- GIVEN REQUEST:
Return all of the entries exactly as written.
##### GIVEN RECORDS
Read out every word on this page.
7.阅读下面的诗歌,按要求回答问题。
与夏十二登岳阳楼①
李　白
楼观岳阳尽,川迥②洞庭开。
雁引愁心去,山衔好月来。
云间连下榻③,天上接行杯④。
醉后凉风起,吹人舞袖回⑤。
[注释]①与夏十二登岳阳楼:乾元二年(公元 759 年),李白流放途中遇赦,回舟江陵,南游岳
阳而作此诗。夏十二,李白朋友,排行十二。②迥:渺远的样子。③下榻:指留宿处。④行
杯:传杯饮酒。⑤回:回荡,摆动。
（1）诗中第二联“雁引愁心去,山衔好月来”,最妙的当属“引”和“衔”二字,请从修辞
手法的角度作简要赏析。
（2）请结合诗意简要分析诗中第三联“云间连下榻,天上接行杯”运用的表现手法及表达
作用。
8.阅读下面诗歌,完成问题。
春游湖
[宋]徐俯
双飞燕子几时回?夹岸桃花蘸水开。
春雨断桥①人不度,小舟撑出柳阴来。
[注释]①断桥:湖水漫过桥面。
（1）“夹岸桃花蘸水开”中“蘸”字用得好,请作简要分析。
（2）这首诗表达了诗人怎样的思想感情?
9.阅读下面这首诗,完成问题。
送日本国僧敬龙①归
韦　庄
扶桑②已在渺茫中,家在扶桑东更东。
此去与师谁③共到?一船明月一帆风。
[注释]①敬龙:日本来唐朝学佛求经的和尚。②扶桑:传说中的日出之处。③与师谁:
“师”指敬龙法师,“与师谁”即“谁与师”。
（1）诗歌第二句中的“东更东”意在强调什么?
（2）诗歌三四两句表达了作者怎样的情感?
##########
- RESULT FOR THIS EXERCISE:
Read out every word on this page.
7.阅读下面的诗歌,按要求回答问题。
与夏十二登岳阳楼①
李　白
楼观岳阳尽,川迥②洞庭开。
雁引愁心去,山衔好月来。
云间连下榻③,天上接行杯④。
醉后凉风起,吹人舞袖回⑤。
[注释]①与夏十二登岳阳楼:乾元二年(公元 759 年),李白流放途中遇赦,回舟江陵,南游岳
阳而作此诗。夏十二,李白朋友,排行十二。②迥:渺远的样子。③下榻:指留宿处。④行
杯:传杯饮酒。⑤回:回荡,摆动。
（1）诗中第二联“雁引愁心去,山衔好月来”,最妙的当属“引”和“衔”二字,请从修辞
手法的角度作简要赏析。
（2）请结合诗意简要分析诗中第三联“云间连下榻,天上接行杯”运用的表现手法及表达
作用。
8.阅读下面诗歌,完成问题。
春游湖
[宋]徐俯
双飞燕子几时回?夹岸桃花蘸水开。
春雨断桥①人不度,小舟撑出柳阴来。
[注释]①断桥:湖水漫过桥面。
（1）“夹岸桃花蘸水开”中“蘸”字用得好,请作简要分析。
（2）这首诗表达了诗人怎样的思想感情?
9.阅读下面这首诗,完成问题。
送日本国僧敬龙①归
韦　庄
扶桑②已在渺茫中,家在扶桑东更东。
此去与师谁③共到?一船明月一帆风。
[注释]①敬龙:日本来唐朝学佛求经的和尚。②扶桑:传说中的日出之处。③与师谁:
“师”指敬龙法师,“与师谁”即“谁与师”。
（1）诗歌第二句中的“东更东”意在强调什么?
（2）诗歌三四两句表达了作者怎样的情感?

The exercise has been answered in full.